* [Extract to read]:
----

Skip to content

Explicit quantization in PyTorch before ONNX leads to slower TRT engine than ONNX PTQ #207

@liukang1811

Description

@liukang1811

Describe the bug

Steps/Code to reproduce bug

Expected behavior

I’m experiencing unexpected behavior when performing PTQ (post-training quantization) using NVIDIA ModelOpt versus ONNX quantization. Here’s a comparison of two workflows:

  1. Workflow 1 (trt1):

    • Perform PTQ on the PyTorch model (INT8) using NVIDIA ModelOpt.
    • Export the quantized PyTorch model to ONNX.
    • Convert the ONNX model to a TensorRT engine.
    • Observation: The TensorRT engine (trt1) contains many QuantizeLinear operators, and its inference time is 7.4 ms.
  2. Workflow 2 (trt2):

    • Export the float PyTorch model directly to ONNX.
    • Apply PTQ (INT8) on the ONNX model.
    • Convert the quantized ONNX model to a TensorRT engine.
    • Observation: The TensorRT engine (trt2) has no QuantizeLinear operators, and its inference time is 5.9 ms.

----

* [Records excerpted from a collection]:
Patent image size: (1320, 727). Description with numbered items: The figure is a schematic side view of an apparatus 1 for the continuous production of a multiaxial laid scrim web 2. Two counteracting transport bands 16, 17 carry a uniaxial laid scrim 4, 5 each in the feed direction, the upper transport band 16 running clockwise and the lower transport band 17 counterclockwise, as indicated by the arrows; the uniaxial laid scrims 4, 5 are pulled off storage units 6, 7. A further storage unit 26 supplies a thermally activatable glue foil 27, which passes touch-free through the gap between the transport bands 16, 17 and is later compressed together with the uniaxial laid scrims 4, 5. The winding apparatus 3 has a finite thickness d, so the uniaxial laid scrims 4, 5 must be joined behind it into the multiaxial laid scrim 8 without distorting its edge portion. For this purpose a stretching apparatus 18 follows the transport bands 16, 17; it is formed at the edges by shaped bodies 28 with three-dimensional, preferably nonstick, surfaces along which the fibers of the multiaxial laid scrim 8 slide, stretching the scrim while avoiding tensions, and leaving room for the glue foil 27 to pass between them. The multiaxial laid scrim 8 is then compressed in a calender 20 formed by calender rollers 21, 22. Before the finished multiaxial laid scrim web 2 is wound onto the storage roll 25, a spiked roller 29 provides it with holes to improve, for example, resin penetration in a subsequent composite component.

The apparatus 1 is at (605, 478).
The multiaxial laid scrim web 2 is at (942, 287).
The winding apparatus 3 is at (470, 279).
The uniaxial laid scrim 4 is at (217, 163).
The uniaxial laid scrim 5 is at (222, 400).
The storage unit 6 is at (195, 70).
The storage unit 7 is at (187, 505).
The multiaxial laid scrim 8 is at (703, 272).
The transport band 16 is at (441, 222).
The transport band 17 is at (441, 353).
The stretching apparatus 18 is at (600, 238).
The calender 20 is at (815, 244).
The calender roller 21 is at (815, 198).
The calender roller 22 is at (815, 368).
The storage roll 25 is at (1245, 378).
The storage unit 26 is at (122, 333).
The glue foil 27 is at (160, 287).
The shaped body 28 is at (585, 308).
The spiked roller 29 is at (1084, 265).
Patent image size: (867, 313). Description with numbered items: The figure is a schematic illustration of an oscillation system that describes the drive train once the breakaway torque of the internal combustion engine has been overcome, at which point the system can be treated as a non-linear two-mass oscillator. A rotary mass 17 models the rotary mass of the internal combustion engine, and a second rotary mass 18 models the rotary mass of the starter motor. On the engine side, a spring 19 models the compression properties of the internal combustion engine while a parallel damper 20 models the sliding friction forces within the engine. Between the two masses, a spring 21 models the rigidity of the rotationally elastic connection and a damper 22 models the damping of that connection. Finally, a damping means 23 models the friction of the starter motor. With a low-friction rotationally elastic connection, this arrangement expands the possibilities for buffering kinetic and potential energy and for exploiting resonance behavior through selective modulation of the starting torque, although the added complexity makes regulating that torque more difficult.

----

* [Problems to solve]:
A. In the quantization issue, restate the paragraph beginning "I'm experiencing unexpected behavior" in one shorter sentence, keeping its main facts.
B. Answer these questions from the quantization issue, one per line:
(i) What inference time is reported for the engine trt1?
(ii) In Workflow 1, which tool performs PTQ on the PyTorch model?
(iii) In Workflow 2, which model is exported directly to ONNX?

* [Task results]:
A. The writer sees unexpected behavior with post-training quantization (PTQ) in NVIDIA ModelOpt compared with ONNX quantization, and compares two workflows.

B.
(i) 7.4 ms
(ii) NVIDIA ModelOpt
(iii) The float PyTorch model